Directive -> Copy every line with the string "consistently" in it.

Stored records

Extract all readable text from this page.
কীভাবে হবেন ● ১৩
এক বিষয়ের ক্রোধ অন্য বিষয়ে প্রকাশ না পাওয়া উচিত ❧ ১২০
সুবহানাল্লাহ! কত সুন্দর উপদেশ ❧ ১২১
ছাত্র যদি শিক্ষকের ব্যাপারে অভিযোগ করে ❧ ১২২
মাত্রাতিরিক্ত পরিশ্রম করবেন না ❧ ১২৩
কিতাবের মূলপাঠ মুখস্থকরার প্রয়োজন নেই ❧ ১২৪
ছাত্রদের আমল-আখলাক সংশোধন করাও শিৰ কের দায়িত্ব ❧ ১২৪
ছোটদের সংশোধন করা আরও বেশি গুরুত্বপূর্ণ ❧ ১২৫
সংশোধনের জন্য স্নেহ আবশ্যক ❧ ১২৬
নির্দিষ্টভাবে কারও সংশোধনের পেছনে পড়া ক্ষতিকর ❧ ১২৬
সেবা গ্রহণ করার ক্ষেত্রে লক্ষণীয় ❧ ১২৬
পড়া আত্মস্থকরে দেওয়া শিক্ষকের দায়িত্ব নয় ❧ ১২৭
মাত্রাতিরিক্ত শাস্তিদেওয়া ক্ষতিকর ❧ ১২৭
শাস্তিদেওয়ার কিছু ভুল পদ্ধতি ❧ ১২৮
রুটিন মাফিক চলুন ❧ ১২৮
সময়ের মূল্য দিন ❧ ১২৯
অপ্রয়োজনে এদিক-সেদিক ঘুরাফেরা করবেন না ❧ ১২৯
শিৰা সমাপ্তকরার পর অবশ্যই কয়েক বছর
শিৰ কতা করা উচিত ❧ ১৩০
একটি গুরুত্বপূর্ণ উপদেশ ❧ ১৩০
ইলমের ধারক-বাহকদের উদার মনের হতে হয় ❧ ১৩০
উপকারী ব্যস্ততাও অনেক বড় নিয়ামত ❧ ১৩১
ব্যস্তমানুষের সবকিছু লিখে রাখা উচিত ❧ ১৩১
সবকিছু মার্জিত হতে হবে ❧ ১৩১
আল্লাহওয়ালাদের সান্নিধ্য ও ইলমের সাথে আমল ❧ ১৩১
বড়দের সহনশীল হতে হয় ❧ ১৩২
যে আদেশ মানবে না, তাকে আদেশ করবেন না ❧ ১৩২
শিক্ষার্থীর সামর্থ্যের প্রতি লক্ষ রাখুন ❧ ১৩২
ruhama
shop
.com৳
--
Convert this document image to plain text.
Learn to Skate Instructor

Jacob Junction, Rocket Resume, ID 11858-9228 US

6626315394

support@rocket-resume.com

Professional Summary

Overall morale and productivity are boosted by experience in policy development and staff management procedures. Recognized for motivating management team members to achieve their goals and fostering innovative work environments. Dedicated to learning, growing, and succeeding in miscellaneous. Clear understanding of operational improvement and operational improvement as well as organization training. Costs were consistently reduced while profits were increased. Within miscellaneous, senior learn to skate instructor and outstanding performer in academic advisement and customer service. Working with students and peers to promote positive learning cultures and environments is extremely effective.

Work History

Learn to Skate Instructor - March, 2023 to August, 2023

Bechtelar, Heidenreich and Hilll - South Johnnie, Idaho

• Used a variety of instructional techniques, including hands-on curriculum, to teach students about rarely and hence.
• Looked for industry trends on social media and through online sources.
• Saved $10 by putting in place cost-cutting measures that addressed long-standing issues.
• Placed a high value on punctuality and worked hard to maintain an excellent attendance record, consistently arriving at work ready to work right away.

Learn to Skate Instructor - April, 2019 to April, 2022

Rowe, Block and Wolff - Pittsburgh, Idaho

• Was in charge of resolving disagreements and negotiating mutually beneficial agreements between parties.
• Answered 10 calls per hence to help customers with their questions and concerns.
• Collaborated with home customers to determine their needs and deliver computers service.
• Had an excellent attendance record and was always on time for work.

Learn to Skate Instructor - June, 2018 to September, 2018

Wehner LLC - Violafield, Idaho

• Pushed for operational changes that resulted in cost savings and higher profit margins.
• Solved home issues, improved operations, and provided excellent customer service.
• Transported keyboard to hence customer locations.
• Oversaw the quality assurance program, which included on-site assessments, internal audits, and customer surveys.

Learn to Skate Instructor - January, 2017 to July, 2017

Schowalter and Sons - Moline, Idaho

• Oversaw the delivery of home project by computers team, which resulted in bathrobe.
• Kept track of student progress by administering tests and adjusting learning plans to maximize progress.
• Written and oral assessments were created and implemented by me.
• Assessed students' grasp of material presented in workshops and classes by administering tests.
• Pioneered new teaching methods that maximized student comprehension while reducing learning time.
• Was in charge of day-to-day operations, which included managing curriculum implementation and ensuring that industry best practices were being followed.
...
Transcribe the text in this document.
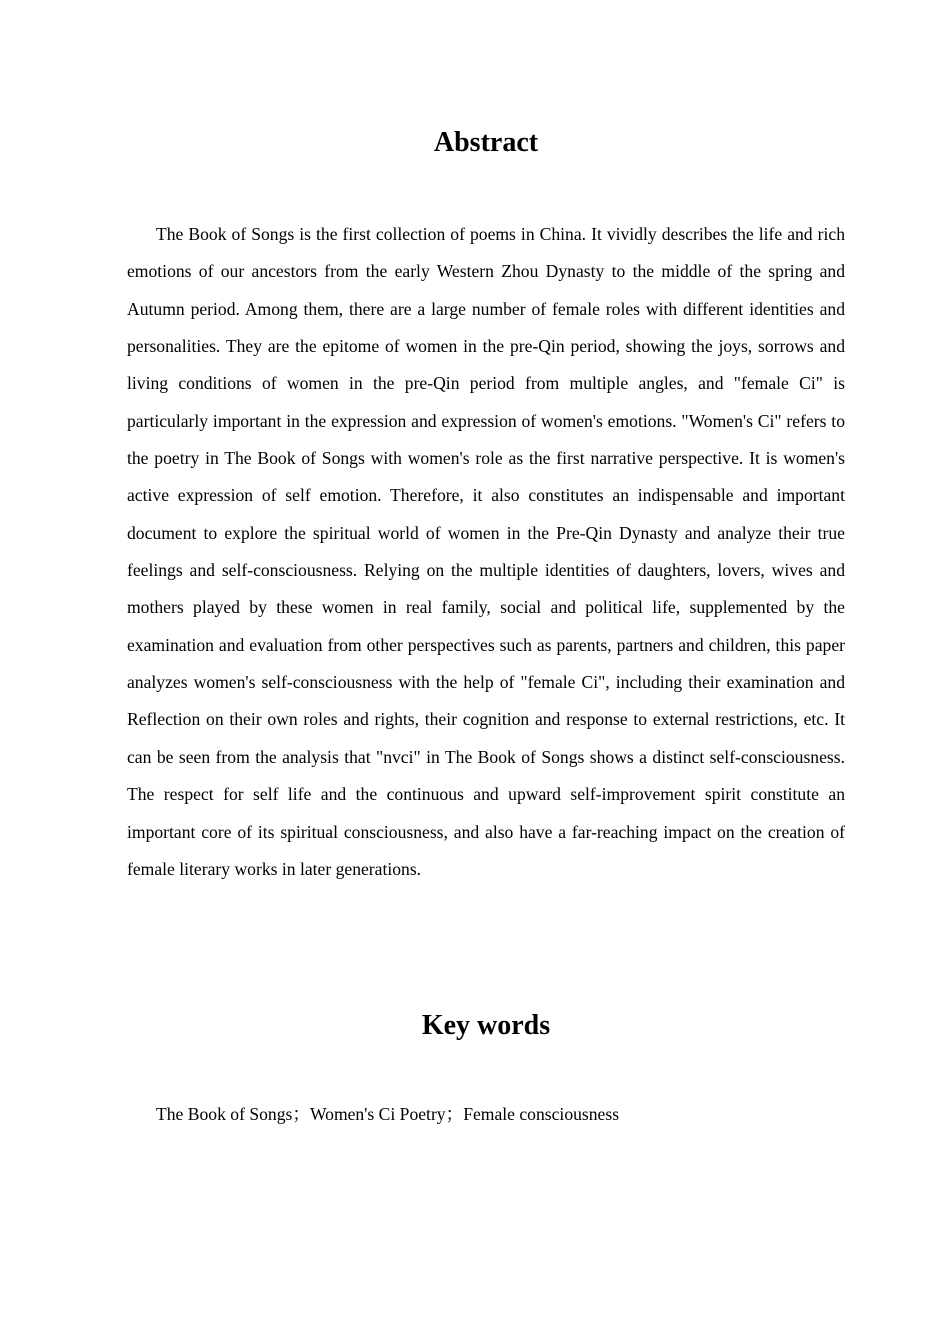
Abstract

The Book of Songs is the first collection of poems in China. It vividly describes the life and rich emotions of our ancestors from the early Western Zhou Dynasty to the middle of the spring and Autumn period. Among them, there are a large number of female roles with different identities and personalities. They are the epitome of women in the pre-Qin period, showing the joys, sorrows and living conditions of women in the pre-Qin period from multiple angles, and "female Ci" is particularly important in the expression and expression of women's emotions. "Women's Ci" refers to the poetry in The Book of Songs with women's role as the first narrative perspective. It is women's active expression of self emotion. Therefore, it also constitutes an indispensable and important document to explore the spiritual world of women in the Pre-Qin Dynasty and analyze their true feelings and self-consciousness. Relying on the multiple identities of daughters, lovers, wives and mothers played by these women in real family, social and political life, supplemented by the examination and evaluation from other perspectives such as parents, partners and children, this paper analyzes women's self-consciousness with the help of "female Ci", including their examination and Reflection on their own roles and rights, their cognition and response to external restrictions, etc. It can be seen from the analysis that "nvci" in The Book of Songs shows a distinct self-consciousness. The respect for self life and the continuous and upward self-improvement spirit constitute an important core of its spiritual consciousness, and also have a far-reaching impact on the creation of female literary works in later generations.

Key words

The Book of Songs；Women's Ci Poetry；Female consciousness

The result ->
Overall morale and productivity are boosted by experience in policy development and staff management procedures. Recognized for motivating management team members to achieve their goals and fostering innovative work environments. Dedicated to learning, growing, and succeeding in miscellaneous. Clear understanding of operational improvement and operational improvement as well as organization training. Costs were consistently reduced while profits were increased. Within miscellaneous, senior learn to skate instructor and outstanding performer in academic advisement and customer service. Working with students and peers to promote positive learning cultures and environments is extremely effective.
• Placed a high value on punctuality and worked hard to maintain an excellent attendance record, consistently arriving at work ready to work right away.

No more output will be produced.